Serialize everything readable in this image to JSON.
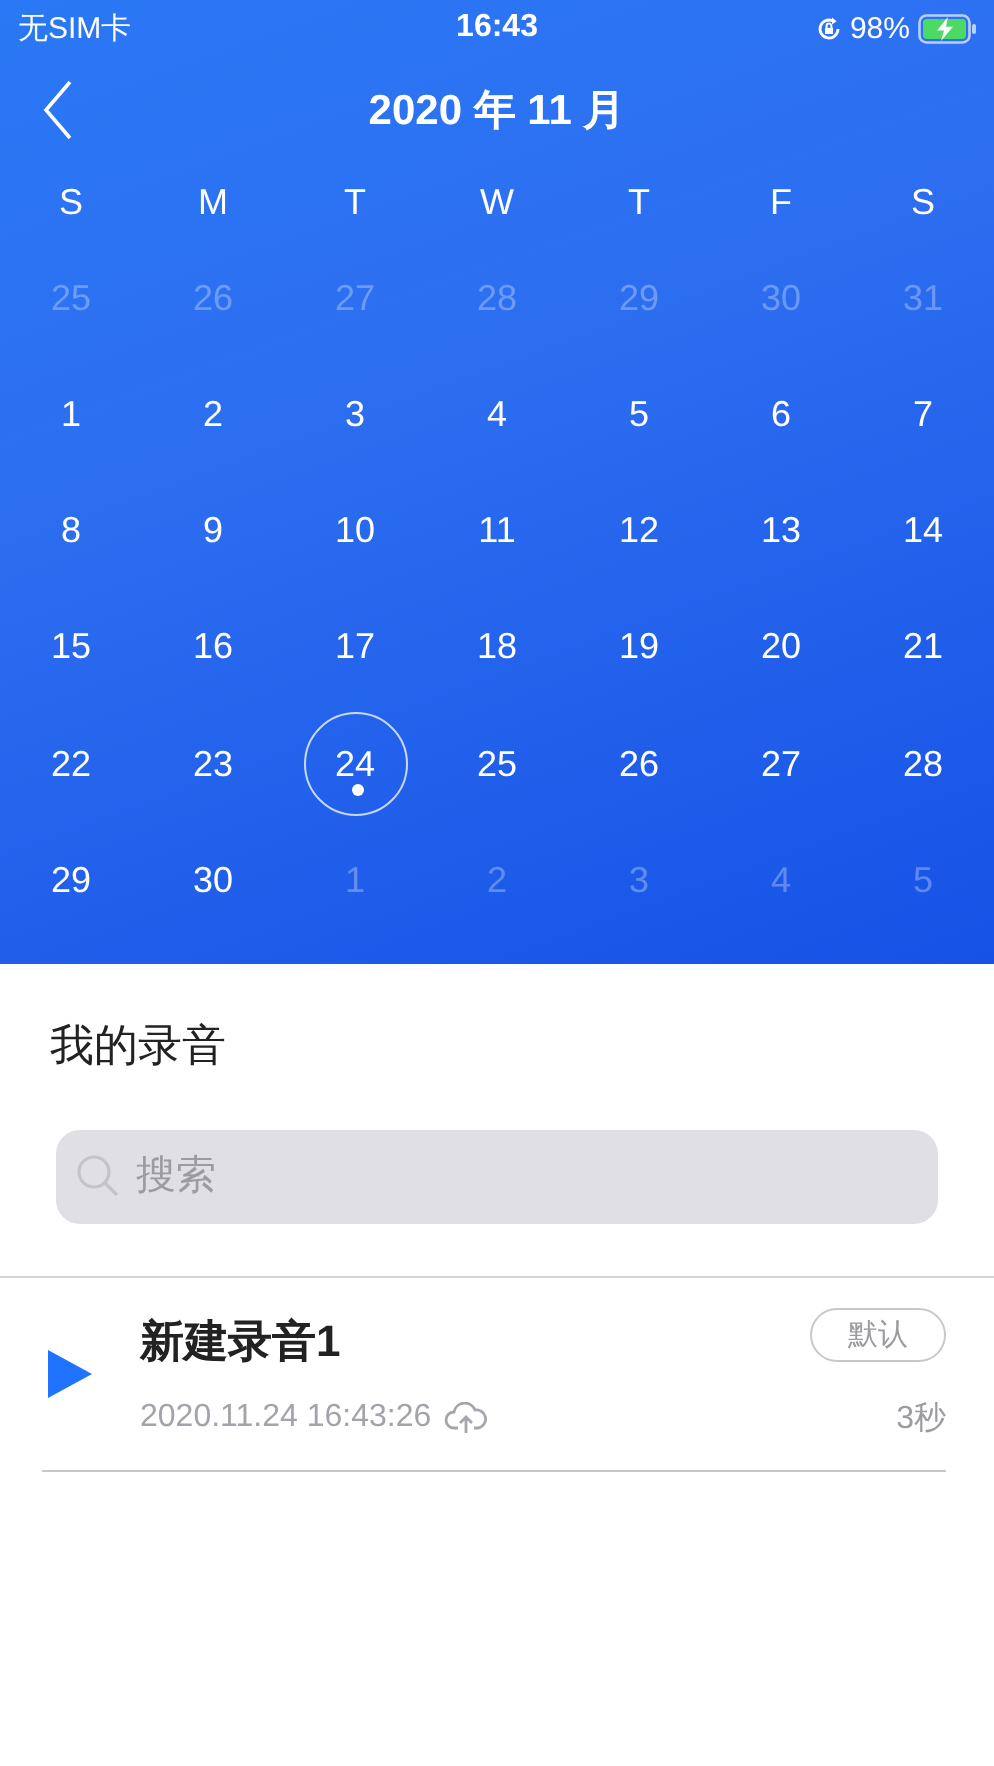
{
  "status_bar": {
    "carrier": "无SIM卡",
    "time": "16:43",
    "battery": "98%"
  },
  "calendar": {
    "title": "2020 年 11 月",
    "weekdays": [
      "S",
      "M",
      "T",
      "W",
      "T",
      "F",
      "S"
    ],
    "days": [
      {
        "label": "25",
        "in_month": false,
        "selected": false
      },
      {
        "label": "26",
        "in_month": false,
        "selected": false
      },
      {
        "label": "27",
        "in_month": false,
        "selected": false
      },
      {
        "label": "28",
        "in_month": false,
        "selected": false
      },
      {
        "label": "29",
        "in_month": false,
        "selected": false
      },
      {
        "label": "30",
        "in_month": false,
        "selected": false
      },
      {
        "label": "31",
        "in_month": false,
        "selected": false
      },
      {
        "label": "1",
        "in_month": true,
        "selected": false
      },
      {
        "label": "2",
        "in_month": true,
        "selected": false
      },
      {
        "label": "3",
        "in_month": true,
        "selected": false
      },
      {
        "label": "4",
        "in_month": true,
        "selected": false
      },
      {
        "label": "5",
        "in_month": true,
        "selected": false
      },
      {
        "label": "6",
        "in_month": true,
        "selected": false
      },
      {
        "label": "7",
        "in_month": true,
        "selected": false
      },
      {
        "label": "8",
        "in_month": true,
        "selected": false
      },
      {
        "label": "9",
        "in_month": true,
        "selected": false
      },
      {
        "label": "10",
        "in_month": true,
        "selected": false
      },
      {
        "label": "11",
        "in_month": true,
        "selected": false
      },
      {
        "label": "12",
        "in_month": true,
        "selected": false
      },
      {
        "label": "13",
        "in_month": true,
        "selected": false
      },
      {
        "label": "14",
        "in_month": true,
        "selected": false
      },
      {
        "label": "15",
        "in_month": true,
        "selected": false
      },
      {
        "label": "16",
        "in_month": true,
        "selected": false
      },
      {
        "label": "17",
        "in_month": true,
        "selected": false
      },
      {
        "label": "18",
        "in_month": true,
        "selected": false
      },
      {
        "label": "19",
        "in_month": true,
        "selected": false
      },
      {
        "label": "20",
        "in_month": true,
        "selected": false
      },
      {
        "label": "21",
        "in_month": true,
        "selected": false
      },
      {
        "label": "22",
        "in_month": true,
        "selected": false
      },
      {
        "label": "23",
        "in_month": true,
        "selected": false
      },
      {
        "label": "24",
        "in_month": true,
        "selected": true,
        "has_recording": true
      },
      {
        "label": "25",
        "in_month": true,
        "selected": false
      },
      {
        "label": "26",
        "in_month": true,
        "selected": false
      },
      {
        "label": "27",
        "in_month": true,
        "selected": false
      },
      {
        "label": "28",
        "in_month": true,
        "selected": false
      },
      {
        "label": "29",
        "in_month": true,
        "selected": false
      },
      {
        "label": "30",
        "in_month": true,
        "selected": false
      },
      {
        "label": "1",
        "in_month": false,
        "selected": false
      },
      {
        "label": "2",
        "in_month": false,
        "selected": false
      },
      {
        "label": "3",
        "in_month": false,
        "selected": false
      },
      {
        "label": "4",
        "in_month": false,
        "selected": false
      },
      {
        "label": "5",
        "in_month": false,
        "selected": false
      }
    ]
  },
  "section_title": "我的录音",
  "search": {
    "placeholder": "搜索"
  },
  "recordings": [
    {
      "name": "新建录音1",
      "timestamp": "2020.11.24 16:43:26",
      "tag": "默认",
      "duration": "3秒"
    }
  ]
}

--

- _Work required_
Copy the material exactly. Do not include the pictures.

- _The answer_
Serialize everything readable in this image to JSON.
{
  "status_bar": {
    "carrier": "无SIM卡",
    "time": "16:43",
    "battery": "98%"
  },
  "calendar": {
    "title": "2020 年 11 月",
    "weekdays": [
      "S",
      "M",
      "T",
      "W",
      "T",
      "F",
      "S"
    ],
    "days": [
      {
        "label": "25",
        "in_month": false,
        "selected": false
      },
      {
        "label": "26",
        "in_month": false,
        "selected": false
      },
      {
        "label": "27",
        "in_month": false,
        "selected": false
      },
      {
        "label": "28",
        "in_month": false,
        "selected": false
      },
      {
        "label": "29",
        "in_month": false,
        "selected": false
      },
      {
        "label": "30",
        "in_month": false,
        "selected": false
      },
      {
        "label": "31",
        "in_month": false,
        "selected": false
      },
      {
        "label": "1",
        "in_month": true,
        "selected": false
      },
      {
        "label": "2",
        "in_month": true,
        "selected": false
      },
      {
        "label": "3",
        "in_month": true,
        "selected": false
      },
      {
        "label": "4",
        "in_month": true,
        "selected": false
      },
      {
        "label": "5",
        "in_month": true,
        "selected": false
      },
      {
        "label": "6",
        "in_month": true,
        "selected": false
      },
      {
        "label": "7",
        "in_month": true,
        "selected": false
      },
      {
        "label": "8",
        "in_month": true,
        "selected": false
      },
      {
        "label": "9",
        "in_month": true,
        "selected": false
      },
      {
        "label": "10",
        "in_month": true,
        "selected": false
      },
      {
        "label": "11",
        "in_month": true,
        "selected": false
      },
      {
        "label": "12",
        "in_month": true,
        "selected": false
      },
      {
        "label": "13",
        "in_month": true,
        "selected": false
      },
      {
        "label": "14",
        "in_month": true,
        "selected": false
      },
      {
        "label": "15",
        "in_month": true,
        "selected": false
      },
      {
        "label": "16",
        "in_month": true,
        "selected": false
      },
      {
        "label": "17",
        "in_month": true,
        "selected": false
      },
      {
        "label": "18",
        "in_month": true,
        "selected": false
      },
      {
        "label": "19",
        "in_month": true,
        "selected": false
      },
      {
        "label": "20",
        "in_month": true,
        "selected": false
      },
      {
        "label": "21",
        "in_month": true,
        "selected": false
      },
      {
        "label": "22",
        "in_month": true,
        "selected": false
      },
      {
        "label": "23",
        "in_month": true,
        "selected": false
      },
      {
        "label": "24",
        "in_month": true,
        "selected": true,
        "has_recording": true
      },
      {
        "label": "25",
        "in_month": true,
        "selected": false
      },
      {
        "label": "26",
        "in_month": true,
        "selected": false
      },
      {
        "label": "27",
        "in_month": true,
        "selected": false
      },
      {
        "label": "28",
        "in_month": true,
        "selected": false
      },
      {
        "label": "29",
        "in_month": true,
        "selected": false
      },
      {
        "label": "30",
        "in_month": true,
        "selected": false
      },
      {
        "label": "1",
        "in_month": false,
        "selected": false
      },
      {
        "label": "2",
        "in_month": false,
        "selected": false
      },
      {
        "label": "3",
        "in_month": false,
        "selected": false
      },
      {
        "label": "4",
        "in_month": false,
        "selected": false
      },
      {
        "label": "5",
        "in_month": false,
        "selected": false
      }
    ]
  },
  "section_title": "我的录音",
  "search": {
    "placeholder": "搜索"
  },
  "recordings": [
    {
      "name": "新建录音1",
      "timestamp": "2020.11.24 16:43:26",
      "tag": "默认",
      "duration": "3秒"
    }
  ]
}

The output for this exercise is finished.